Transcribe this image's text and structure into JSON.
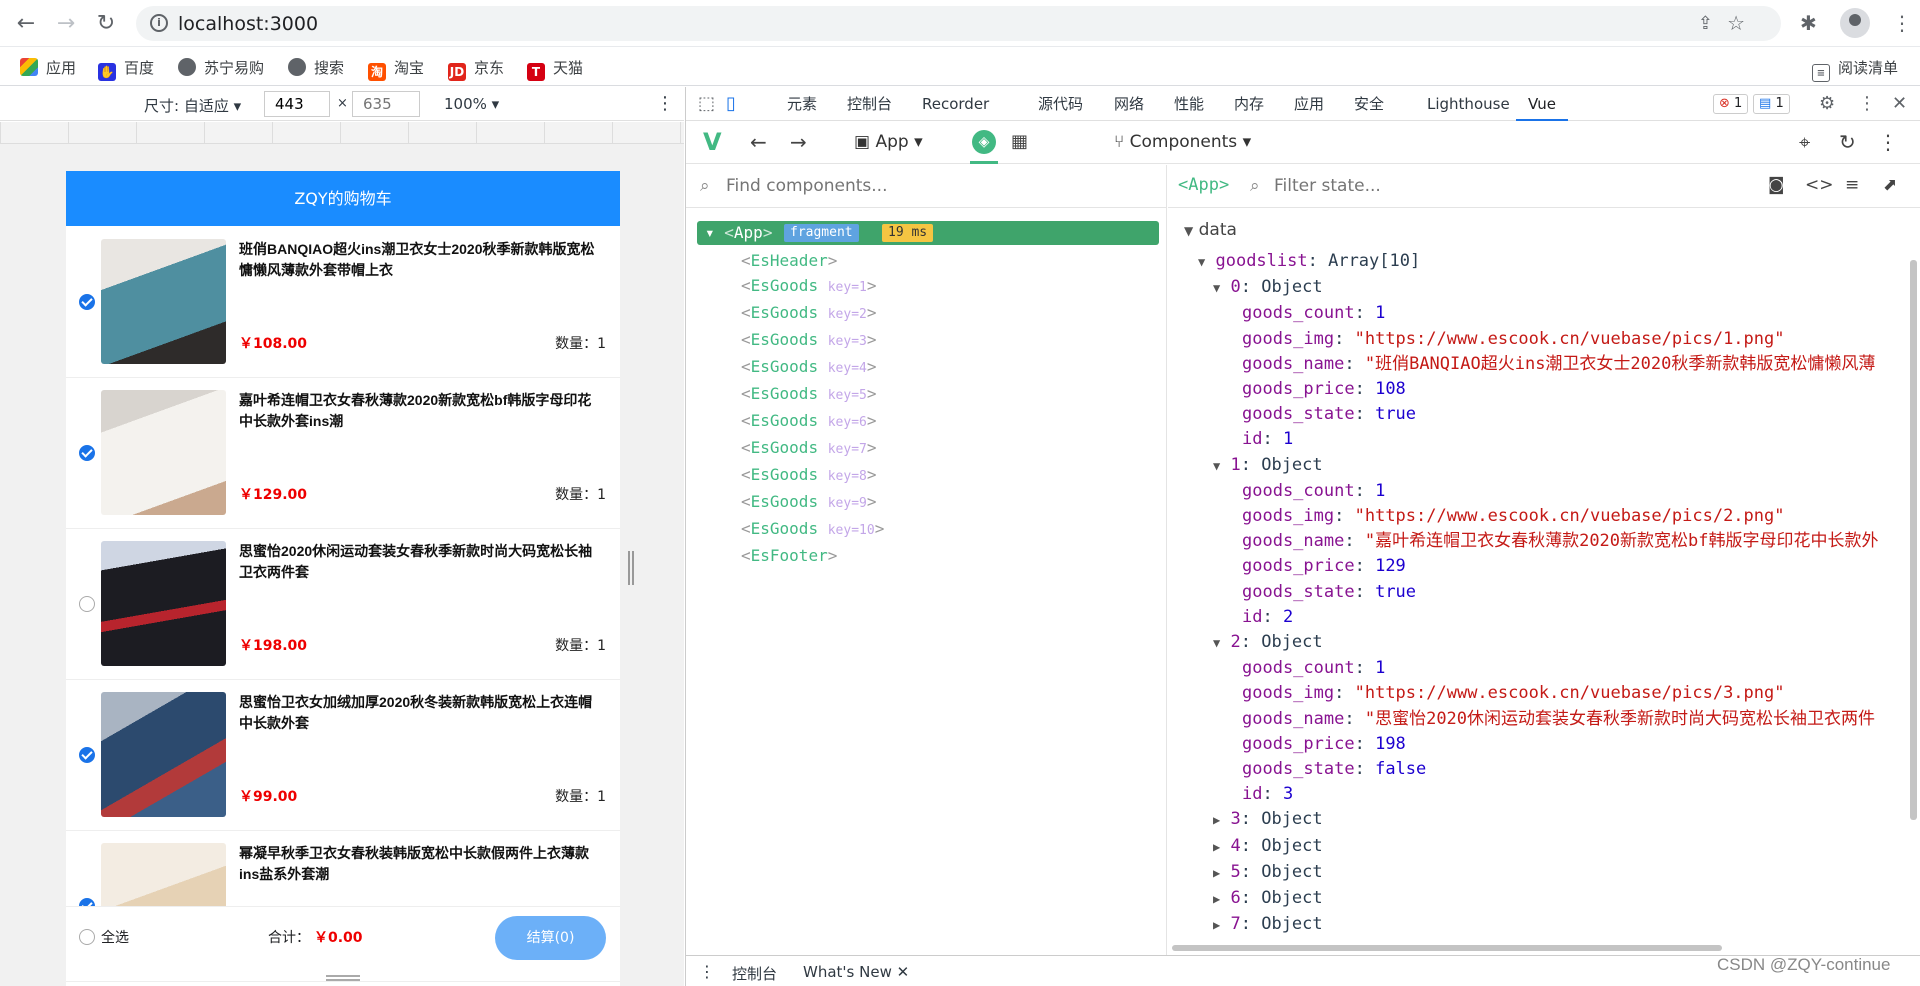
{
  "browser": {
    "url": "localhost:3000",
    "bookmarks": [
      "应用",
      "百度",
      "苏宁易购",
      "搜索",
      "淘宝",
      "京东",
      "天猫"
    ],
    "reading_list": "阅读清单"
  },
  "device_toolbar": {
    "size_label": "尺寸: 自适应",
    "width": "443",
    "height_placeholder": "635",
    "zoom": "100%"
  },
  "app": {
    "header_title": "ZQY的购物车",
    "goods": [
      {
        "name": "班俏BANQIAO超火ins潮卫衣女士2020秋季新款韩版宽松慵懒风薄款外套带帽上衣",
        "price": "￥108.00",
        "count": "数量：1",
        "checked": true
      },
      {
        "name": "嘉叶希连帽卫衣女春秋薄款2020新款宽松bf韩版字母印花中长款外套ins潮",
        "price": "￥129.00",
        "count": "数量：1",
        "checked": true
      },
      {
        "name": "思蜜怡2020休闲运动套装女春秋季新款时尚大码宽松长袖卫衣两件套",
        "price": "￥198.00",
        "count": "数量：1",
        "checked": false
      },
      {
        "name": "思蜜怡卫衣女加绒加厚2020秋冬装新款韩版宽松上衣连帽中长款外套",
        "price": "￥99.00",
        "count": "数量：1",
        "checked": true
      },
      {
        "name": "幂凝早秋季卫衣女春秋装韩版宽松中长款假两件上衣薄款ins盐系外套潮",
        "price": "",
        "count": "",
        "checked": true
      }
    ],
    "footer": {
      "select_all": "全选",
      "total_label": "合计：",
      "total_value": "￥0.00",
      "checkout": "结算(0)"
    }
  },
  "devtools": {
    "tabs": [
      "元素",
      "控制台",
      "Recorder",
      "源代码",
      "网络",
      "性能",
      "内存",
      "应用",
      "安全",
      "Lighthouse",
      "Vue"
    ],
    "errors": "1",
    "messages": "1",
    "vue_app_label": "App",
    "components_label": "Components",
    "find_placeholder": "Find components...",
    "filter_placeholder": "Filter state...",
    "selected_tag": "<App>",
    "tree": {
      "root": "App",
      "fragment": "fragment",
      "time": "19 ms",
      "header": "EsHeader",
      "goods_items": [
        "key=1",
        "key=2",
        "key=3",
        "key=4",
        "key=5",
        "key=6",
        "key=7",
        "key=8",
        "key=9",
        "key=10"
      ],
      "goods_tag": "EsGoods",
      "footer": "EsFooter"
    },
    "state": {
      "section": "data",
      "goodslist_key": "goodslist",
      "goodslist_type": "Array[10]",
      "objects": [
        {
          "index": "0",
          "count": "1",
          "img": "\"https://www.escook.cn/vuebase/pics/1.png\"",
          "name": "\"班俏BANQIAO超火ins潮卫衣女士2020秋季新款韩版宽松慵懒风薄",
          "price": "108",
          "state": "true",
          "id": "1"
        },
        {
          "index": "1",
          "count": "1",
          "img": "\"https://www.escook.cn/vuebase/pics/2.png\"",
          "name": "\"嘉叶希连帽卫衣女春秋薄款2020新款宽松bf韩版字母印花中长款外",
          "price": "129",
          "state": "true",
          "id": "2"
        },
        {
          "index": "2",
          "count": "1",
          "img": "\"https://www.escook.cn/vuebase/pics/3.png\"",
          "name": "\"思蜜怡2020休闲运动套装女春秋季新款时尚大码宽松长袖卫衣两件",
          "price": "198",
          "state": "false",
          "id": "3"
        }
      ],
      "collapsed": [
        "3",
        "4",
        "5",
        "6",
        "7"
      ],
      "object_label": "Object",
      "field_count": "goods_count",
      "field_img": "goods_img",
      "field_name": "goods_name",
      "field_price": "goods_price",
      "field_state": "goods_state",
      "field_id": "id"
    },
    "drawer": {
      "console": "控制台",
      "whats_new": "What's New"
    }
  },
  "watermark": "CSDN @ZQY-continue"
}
* * * *
#### THE PROBLEM
Return all lines of the material above in which the word "escook" occurs.

#### RESPONSE
          "img": "\"https://www.escook.cn/vuebase/pics/1.png\"",
          "img": "\"https://www.escook.cn/vuebase/pics/2.png\"",
          "img": "\"https://www.escook.cn/vuebase/pics/3.png\"",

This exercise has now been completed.